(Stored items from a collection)
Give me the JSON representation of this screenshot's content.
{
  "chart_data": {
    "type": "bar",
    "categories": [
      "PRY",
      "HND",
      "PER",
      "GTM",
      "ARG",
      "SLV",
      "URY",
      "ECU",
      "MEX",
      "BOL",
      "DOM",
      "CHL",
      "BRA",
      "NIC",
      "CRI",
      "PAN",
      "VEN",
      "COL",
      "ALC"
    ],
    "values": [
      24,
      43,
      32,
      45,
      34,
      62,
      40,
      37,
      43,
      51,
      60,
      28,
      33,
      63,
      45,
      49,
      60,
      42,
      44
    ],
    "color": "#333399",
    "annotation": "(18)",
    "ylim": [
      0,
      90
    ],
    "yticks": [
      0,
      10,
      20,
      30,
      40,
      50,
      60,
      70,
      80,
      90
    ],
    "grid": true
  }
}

• [What needs to be done]
Repeat each of the entries above precisely as given.

• [Response for this exercise]
Give me the JSON representation of this screenshot's content.
{
  "chart_data": {
    "type": "bar",
    "categories": [
      "PRY",
      "HND",
      "PER",
      "GTM",
      "ARG",
      "SLV",
      "URY",
      "ECU",
      "MEX",
      "BOL",
      "DOM",
      "CHL",
      "BRA",
      "NIC",
      "CRI",
      "PAN",
      "VEN",
      "COL",
      "ALC"
    ],
    "values": [
      24,
      43,
      32,
      45,
      34,
      62,
      40,
      37,
      43,
      51,
      60,
      28,
      33,
      63,
      45,
      49,
      60,
      42,
      44
    ],
    "color": "#333399",
    "annotation": "(18)",
    "ylim": [
      0,
      90
    ],
    "yticks": [
      0,
      10,
      20,
      30,
      40,
      50,
      60,
      70,
      80,
      90
    ],
    "grid": true
  }
}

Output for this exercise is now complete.